* [Your goal] Check each line of the material below for the string "annunci", then report how many lines have it, and nothing else.

* [Extracted information]
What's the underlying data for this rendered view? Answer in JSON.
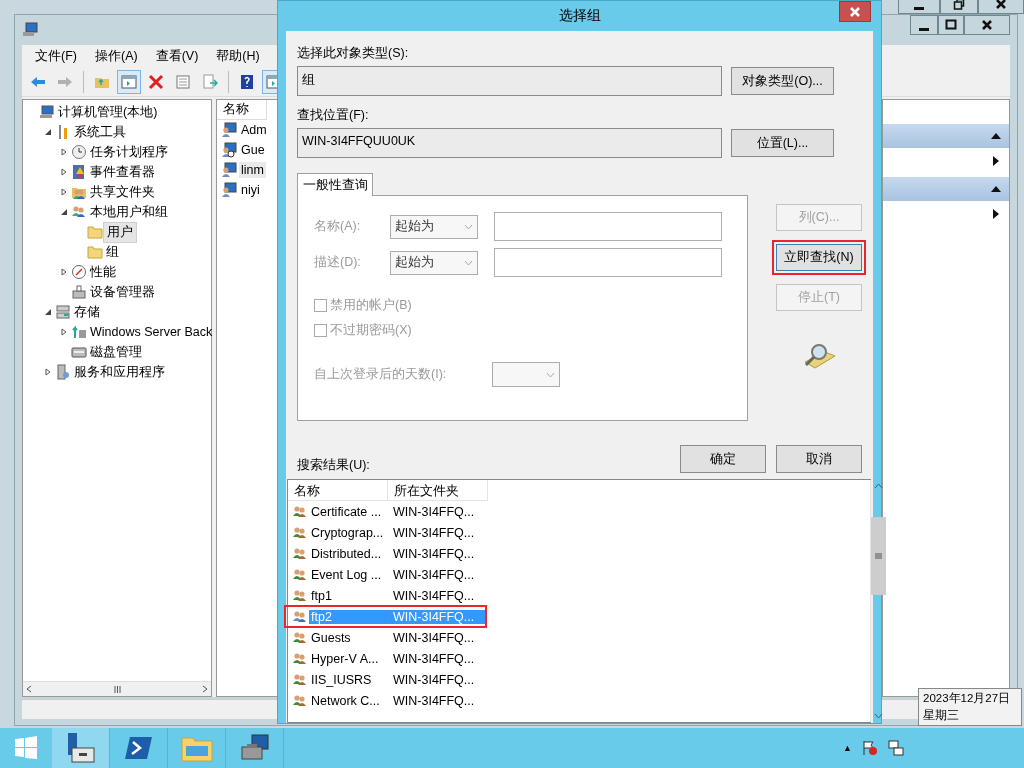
{
  "menu": [
    "文件(F)",
    "操作(A)",
    "查看(V)",
    "帮助(H)"
  ],
  "toolbar": [
    {
      "kind": "back",
      "disabled": false
    },
    {
      "kind": "forward",
      "disabled": true
    },
    {
      "kind": "up",
      "disabled": false
    },
    {
      "kind": "pane",
      "disabled": false
    },
    {
      "kind": "delete",
      "disabled": false
    },
    {
      "kind": "properties",
      "disabled": false
    },
    {
      "kind": "export",
      "disabled": false
    },
    {
      "kind": "help",
      "disabled": false
    },
    {
      "kind": "pane",
      "disabled": false
    }
  ],
  "tree": [
    {
      "label": "计算机管理(本地)",
      "kind": "computer",
      "selected": false,
      "children": [
        {
          "label": "系统工具",
          "kind": "tools",
          "selected": false,
          "expanded": true,
          "children": [
            {
              "label": "任务计划程序",
              "kind": "clock",
              "selected": false,
              "expanded": false
            },
            {
              "label": "事件查看器",
              "kind": "event",
              "selected": false,
              "expanded": false
            },
            {
              "label": "共享文件夹",
              "kind": "share",
              "selected": false,
              "expanded": false
            },
            {
              "label": "本地用户和组",
              "kind": "users",
              "selected": false,
              "expanded": true,
              "children": [
                {
                  "label": "用户",
                  "kind": "folder",
                  "selected": true
                },
                {
                  "label": "组",
                  "kind": "folder",
                  "selected": false
                }
              ]
            },
            {
              "label": "性能",
              "kind": "performance",
              "selected": false,
              "expanded": false
            },
            {
              "label": "设备管理器",
              "kind": "device",
              "selected": false
            }
          ]
        },
        {
          "label": "存储",
          "kind": "storage",
          "selected": false,
          "expanded": true,
          "children": [
            {
              "label": "Windows Server Back",
              "kind": "backup",
              "selected": false,
              "expanded": false
            },
            {
              "label": "磁盘管理",
              "kind": "disk",
              "selected": false
            }
          ]
        },
        {
          "label": "服务和应用程序",
          "kind": "services",
          "selected": false,
          "expanded": false
        }
      ]
    }
  ],
  "list": {
    "column": "名称",
    "items": [
      {
        "name": "Adm",
        "kind": "user",
        "selected": false
      },
      {
        "name": "Gue",
        "kind": "user-disabled",
        "selected": false
      },
      {
        "name": "linm",
        "kind": "user",
        "selected": true
      },
      {
        "name": "niyi",
        "kind": "user",
        "selected": false
      }
    ]
  },
  "dialog": {
    "title": "选择组",
    "object_type": {
      "label": "选择此对象类型(S):",
      "value": "组",
      "button": "对象类型(O)..."
    },
    "location": {
      "label": "查找位置(F):",
      "value": "WIN-3I4FFQUU0UK",
      "button": "位置(L)..."
    },
    "tab": {
      "label": "一般性查询",
      "selected": true
    },
    "query": {
      "disabled": true,
      "rows": [
        {
          "label": "名称(A):",
          "operator": "起始为"
        },
        {
          "label": "描述(D):",
          "operator": "起始为"
        }
      ],
      "checkboxes": [
        {
          "label": "禁用的帐户(B)",
          "checked": false
        },
        {
          "label": "不过期密码(X)",
          "checked": false
        }
      ],
      "days_label": "自上次登录后的天数(I):"
    },
    "side_buttons": [
      {
        "label": "列(C)...",
        "disabled": true,
        "highlighted": false
      },
      {
        "label": "立即查找(N)",
        "disabled": false,
        "highlighted": true
      },
      {
        "label": "停止(T)",
        "disabled": true,
        "highlighted": false
      }
    ],
    "ok": "确定",
    "cancel": "取消",
    "results_label": "搜索结果(U):",
    "results": {
      "columns": [
        "名称",
        "所在文件夹"
      ],
      "rows": [
        {
          "name": "Certificate ...",
          "folder": "WIN-3I4FFQ...",
          "selected": false,
          "highlighted": false
        },
        {
          "name": "Cryptograp...",
          "folder": "WIN-3I4FFQ...",
          "selected": false,
          "highlighted": false
        },
        {
          "name": "Distributed...",
          "folder": "WIN-3I4FFQ...",
          "selected": false,
          "highlighted": false
        },
        {
          "name": "Event Log ...",
          "folder": "WIN-3I4FFQ...",
          "selected": false,
          "highlighted": false
        },
        {
          "name": "ftp1",
          "folder": "WIN-3I4FFQ...",
          "selected": false,
          "highlighted": false
        },
        {
          "name": "ftp2",
          "folder": "WIN-3I4FFQ...",
          "selected": true,
          "highlighted": true
        },
        {
          "name": "Guests",
          "folder": "WIN-3I4FFQ...",
          "selected": false,
          "highlighted": false
        },
        {
          "name": "Hyper-V A...",
          "folder": "WIN-3I4FFQ...",
          "selected": false,
          "highlighted": false
        },
        {
          "name": "IIS_IUSRS",
          "folder": "WIN-3I4FFQ...",
          "selected": false,
          "highlighted": false
        },
        {
          "name": "Network C...",
          "folder": "WIN-3I4FFQ...",
          "selected": false,
          "highlighted": false
        }
      ]
    }
  },
  "taskbar": {
    "apps": [
      {
        "kind": "server-manager",
        "selected": true
      },
      {
        "kind": "powershell",
        "selected": false
      },
      {
        "kind": "explorer",
        "selected": false
      },
      {
        "kind": "computer-management",
        "selected": false
      }
    ],
    "tray_arrow": "▲"
  },
  "clock": {
    "date": "2023年12月27日",
    "weekday": "星期三"
  }
}
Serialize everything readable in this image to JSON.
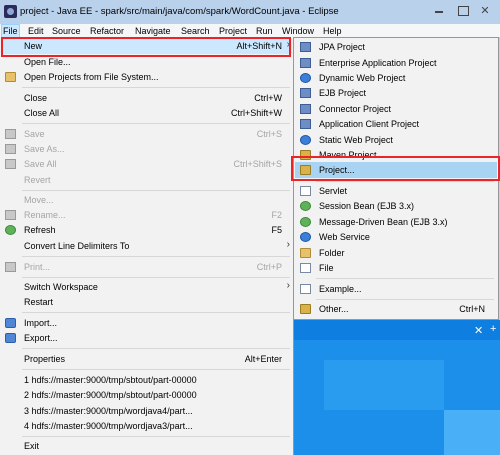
{
  "window": {
    "title": "project - Java EE - spark/src/main/java/com/spark/WordCount.java - Eclipse"
  },
  "menubar": [
    "File",
    "Edit",
    "Source",
    "Refactor",
    "Navigate",
    "Search",
    "Project",
    "Run",
    "Window",
    "Help"
  ],
  "file_menu": {
    "new": {
      "label": "New",
      "accel": "Alt+Shift+N"
    },
    "open_file": {
      "label": "Open File..."
    },
    "open_projects": {
      "label": "Open Projects from File System..."
    },
    "close": {
      "label": "Close",
      "accel": "Ctrl+W"
    },
    "close_all": {
      "label": "Close All",
      "accel": "Ctrl+Shift+W"
    },
    "save": {
      "label": "Save",
      "accel": "Ctrl+S"
    },
    "save_as": {
      "label": "Save As..."
    },
    "save_all": {
      "label": "Save All",
      "accel": "Ctrl+Shift+S"
    },
    "revert": {
      "label": "Revert"
    },
    "move": {
      "label": "Move..."
    },
    "rename": {
      "label": "Rename...",
      "accel": "F2"
    },
    "refresh": {
      "label": "Refresh",
      "accel": "F5"
    },
    "convert": {
      "label": "Convert Line Delimiters To"
    },
    "print": {
      "label": "Print...",
      "accel": "Ctrl+P"
    },
    "switch_ws": {
      "label": "Switch Workspace"
    },
    "restart": {
      "label": "Restart"
    },
    "import": {
      "label": "Import..."
    },
    "export": {
      "label": "Export..."
    },
    "properties": {
      "label": "Properties",
      "accel": "Alt+Enter"
    },
    "recent": [
      "1 hdfs://master:9000/tmp/sbtout/part-00000",
      "2 hdfs://master:9000/tmp/sbtout/part-00000",
      "3 hdfs://master:9000/tmp/wordjava4/part...",
      "4 hdfs://master:9000/tmp/wordjava3/part..."
    ],
    "exit": {
      "label": "Exit"
    }
  },
  "new_submenu": {
    "items": [
      "JPA Project",
      "Enterprise Application Project",
      "Dynamic Web Project",
      "EJB Project",
      "Connector Project",
      "Application Client Project",
      "Static Web Project",
      "Maven Project",
      "Project...",
      "Servlet",
      "Session Bean (EJB 3.x)",
      "Message-Driven Bean (EJB 3.x)",
      "Web Service",
      "Folder",
      "File",
      "Example...",
      "Other..."
    ],
    "other_accel": "Ctrl+N"
  },
  "colors": {
    "highlight_border": "#e8252a",
    "selected_row": "#cce8ff",
    "titlebar": "#b9d1ea"
  }
}
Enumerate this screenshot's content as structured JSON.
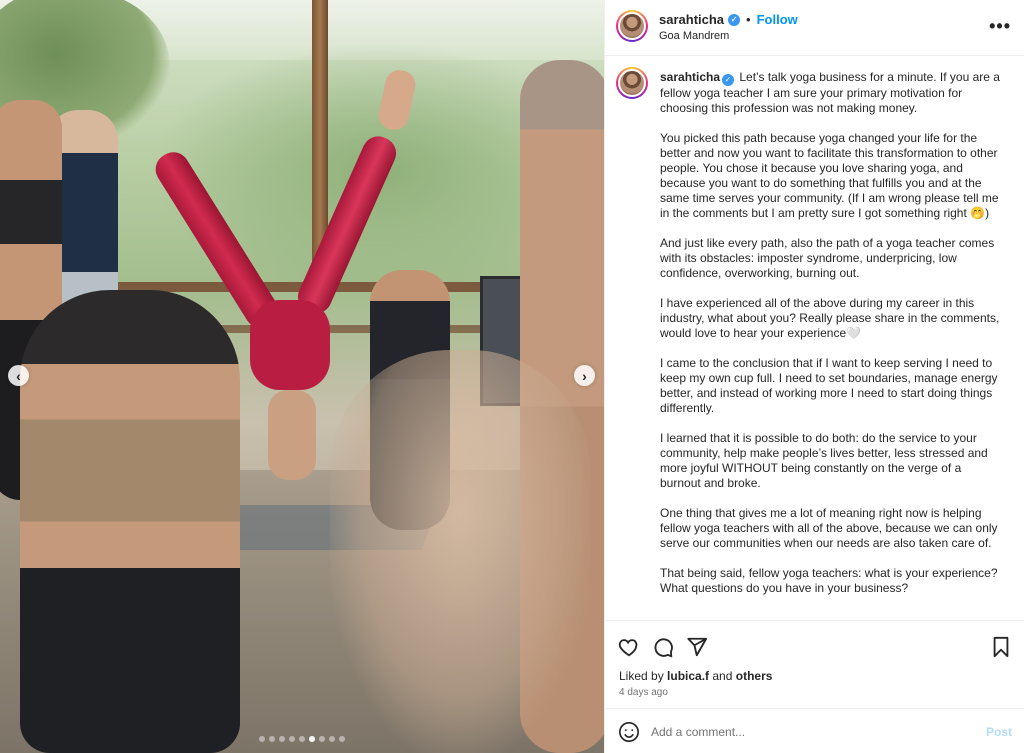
{
  "post": {
    "username": "sarahticha",
    "follow_label": "Follow",
    "dot": "•",
    "location": "Goa Mandrem",
    "more_label": "•••"
  },
  "media": {
    "prev_arrow": "‹",
    "next_arrow": "›",
    "slide_count": 9,
    "active_slide": 6
  },
  "caption": {
    "username": "sarahticha",
    "paragraphs": [
      "Let’s talk yoga business for a minute. If you are a fellow yoga teacher I am sure your primary motivation for choosing this profession was not making money.",
      "You picked this path because yoga changed your life for the better and now you want to facilitate this transformation to other people. You chose it because you love sharing yoga, and because you want to do something that fulfills you and at the same time serves your community. (If I am wrong please tell me in the comments but I am pretty sure I got something right 🤭)",
      "And just like every path, also the path of a yoga teacher comes with its obstacles: imposter syndrome, underpricing, low confidence, overworking, burning out.",
      "I have experienced all of the above during my career in this industry, what about you? Really please share in the comments, would love to hear your experience🤍",
      "I came to the conclusion that if I want to keep serving I need to keep my own cup full. I need to set boundaries, manage energy better, and instead of working more I need to start doing things differently.",
      "I learned that it is possible to do both: do the service to your community, help make people’s lives better, less stressed and more joyful WITHOUT being constantly on the verge of a burnout and broke.",
      "One thing that gives me a lot of meaning right now is helping fellow yoga teachers with all of the above, because we can only serve our communities when our needs are also taken care of.",
      "That being said, fellow yoga teachers: what is your experience? What questions do you have in your business?"
    ]
  },
  "actions": {
    "liked_prefix": "Liked by ",
    "liked_user": "lubica.f",
    "liked_and": " and ",
    "liked_others": "others",
    "time_ago": "4 days ago"
  },
  "comment": {
    "placeholder": "Add a comment...",
    "post_label": "Post"
  }
}
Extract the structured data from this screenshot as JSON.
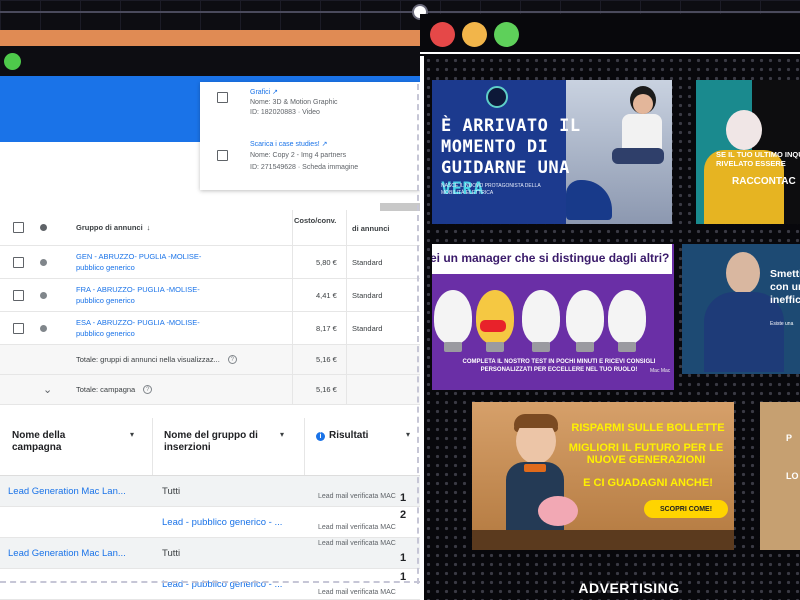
{
  "left_window": {
    "popup": {
      "items": [
        {
          "title": "Grafici ↗",
          "name": "Nome: 3D & Motion Graphic",
          "id": "ID: 182020883 · Video"
        },
        {
          "title": "Scarica i case studies! ↗",
          "name": "Nome: Copy 2 - Img 4 partners",
          "id": "ID: 271549628 · Scheda immagine"
        }
      ]
    },
    "ad_groups_table": {
      "headers": {
        "ad_group": "Gruppo di annunci",
        "cost": "Costo/conv.",
        "bid": "di annunci"
      },
      "rows": [
        {
          "name_line1": "GEN - ABRUZZO- PUGLIA -MOLISE-",
          "name_line2": "pubblico generico",
          "cost": "5,80 €",
          "type": "Standard"
        },
        {
          "name_line1": "FRA - ABRUZZO- PUGLIA -MOLISE-",
          "name_line2": "pubblico generico",
          "cost": "4,41 €",
          "type": "Standard"
        },
        {
          "name_line1": "ESA - ABRUZZO- PUGLIA -MOLISE-",
          "name_line2": "pubblico generico",
          "cost": "8,17 €",
          "type": "Standard"
        }
      ],
      "totals": [
        {
          "label": "Totale: gruppi di annunci nella visualizzaz...",
          "value": "5,16 €"
        },
        {
          "label": "Totale: campagna",
          "value": "5,16 €"
        }
      ]
    },
    "results_table": {
      "headers": {
        "campaign": "Nome della campagna",
        "ad_group": "Nome del gruppo di inserzioni",
        "results": "Risultati"
      },
      "rows": [
        {
          "campaign": "Lead Generation Mac Lan...",
          "group": "Tutti",
          "group_link": false,
          "result_label": "Lead mail verificata MAC",
          "result_value": "1"
        },
        {
          "campaign": "",
          "group": "Lead - pubblico generico - ...",
          "group_link": true,
          "result_label": "Lead mail verificata MAC",
          "result_value": "2"
        },
        {
          "campaign": "Lead Generation Mac Lan...",
          "group": "Tutti",
          "group_link": false,
          "result_label": "Lead mail verificata MAC",
          "result_value": "1"
        },
        {
          "campaign": "",
          "group": "Lead - pubblico generico - ...",
          "group_link": true,
          "result_label": "Lead mail verificata MAC",
          "result_value": "1"
        }
      ]
    }
  },
  "right_window": {
    "traffic_lights": {
      "close": "#e54848",
      "minimize": "#f2b54a",
      "maximize": "#5ed05a"
    },
    "ads": {
      "mobility": {
        "title_l1": "È ARRIVATO IL",
        "title_l2": "MOMENTO DI",
        "title_l3": "GUIDARNE UNA",
        "title_hl": "VERA",
        "subtitle": "NASCE IL NUOVO PROTAGONISTA DELLA MOBILITÀ ELETTRICA"
      },
      "injury": {
        "line": "SE IL TUO ULTIMO INQU... SI È RIVELATO ESSERE",
        "cta": "RACCONTAC"
      },
      "manager": {
        "question": "ei un manager che si distingue dagli altri?",
        "body": "COMPLETA IL NOSTRO TEST IN POCHI MINUTI E RICEVI CONSIGLI PERSONALIZZATI PER ECCELLERE NEL TUO RUOLO!",
        "signature": "Mac Mac"
      },
      "businessman": {
        "line1": "Smetti",
        "line2": "con un",
        "line3": "ineffic",
        "small": "Esiste una"
      },
      "bollette": {
        "headline": "RISPARMI SULLE BOLLETTE",
        "line2": "MIGLIORI IL FUTURO PER LE NUOVE GENERAZIONI",
        "line3": "E CI GUADAGNI ANCHE!",
        "button": "SCOPRI COME!"
      },
      "partial": {
        "line1": "LO",
        "line2": "P"
      }
    },
    "section_label": "ADVERTISING"
  }
}
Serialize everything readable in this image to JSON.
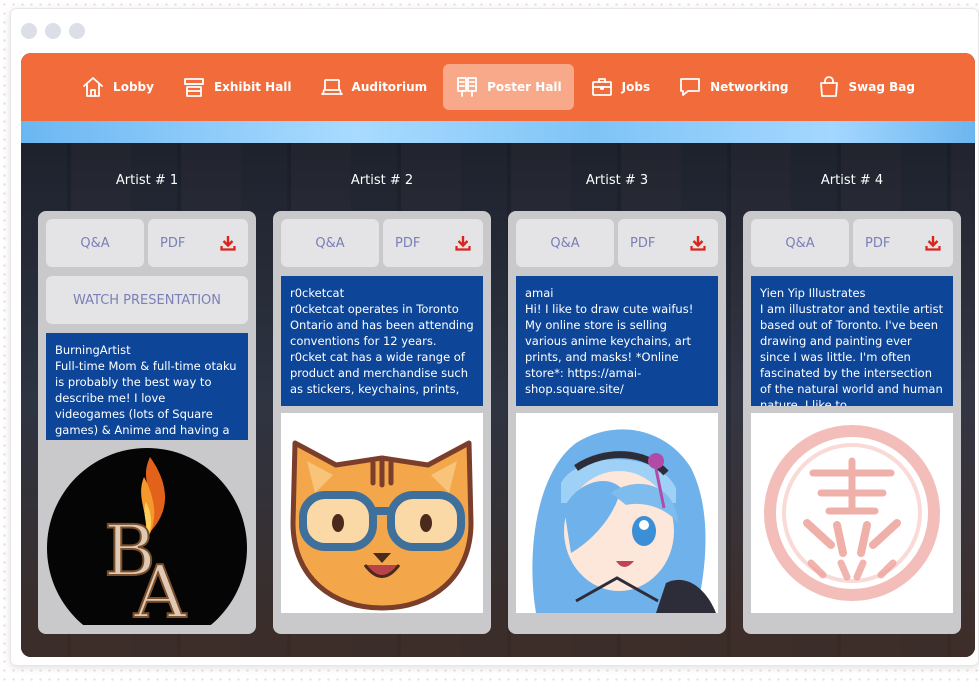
{
  "nav": {
    "items": [
      {
        "label": "Lobby",
        "icon": "home-icon"
      },
      {
        "label": "Exhibit Hall",
        "icon": "booth-icon"
      },
      {
        "label": "Auditorium",
        "icon": "laptop-icon"
      },
      {
        "label": "Poster Hall",
        "icon": "poster-icon",
        "active": true
      },
      {
        "label": "Jobs",
        "icon": "briefcase-icon"
      },
      {
        "label": "Networking",
        "icon": "chat-icon"
      },
      {
        "label": "Swag Bag",
        "icon": "bag-icon"
      }
    ]
  },
  "artists": [
    {
      "title": "Artist # 1",
      "qa_label": "Q&A",
      "pdf_label": "PDF",
      "watch_label": "WATCH PRESENTATION",
      "name": "BurningArtist",
      "description": "Full-time Mom & full-time otaku is probably the best way to describe me! I love videogames (lots of Square games) & Anime and having a good time! Please",
      "image_icon": "burningartist-logo-icon"
    },
    {
      "title": "Artist # 2",
      "qa_label": "Q&A",
      "pdf_label": "PDF",
      "name": "r0cketcat",
      "description": "r0cketcat operates in Toronto Ontario and has been attending conventions for 12 years. r0cket cat has a wide range of product and merchandise such as stickers, keychains, prints,",
      "image_icon": "cat-with-glasses-icon"
    },
    {
      "title": "Artist # 3",
      "qa_label": "Q&A",
      "pdf_label": "PDF",
      "name": "amai",
      "description": "Hi! I like to draw cute waifus! My online store is selling various anime keychains, art prints, and masks! *Online store*: https://amai-shop.square.site/",
      "image_icon": "anime-girl-illustration-icon"
    },
    {
      "title": "Artist # 4",
      "qa_label": "Q&A",
      "pdf_label": "PDF",
      "name": "Yien Yip Illustrates",
      "description": "I am illustrator and textile artist based out of Toronto. I've been drawing and painting ever since I was little. I'm often fascinated by the intersection of the natural world and human nature. I like to",
      "image_icon": "red-seal-stamp-icon"
    }
  ],
  "colors": {
    "nav_bg": "#f26b3a",
    "nav_active": "#f7a98a",
    "desc_bg": "#0d4599",
    "download_red": "#d9241c",
    "button_text": "#7a7fb8"
  }
}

* [Result of this task] 3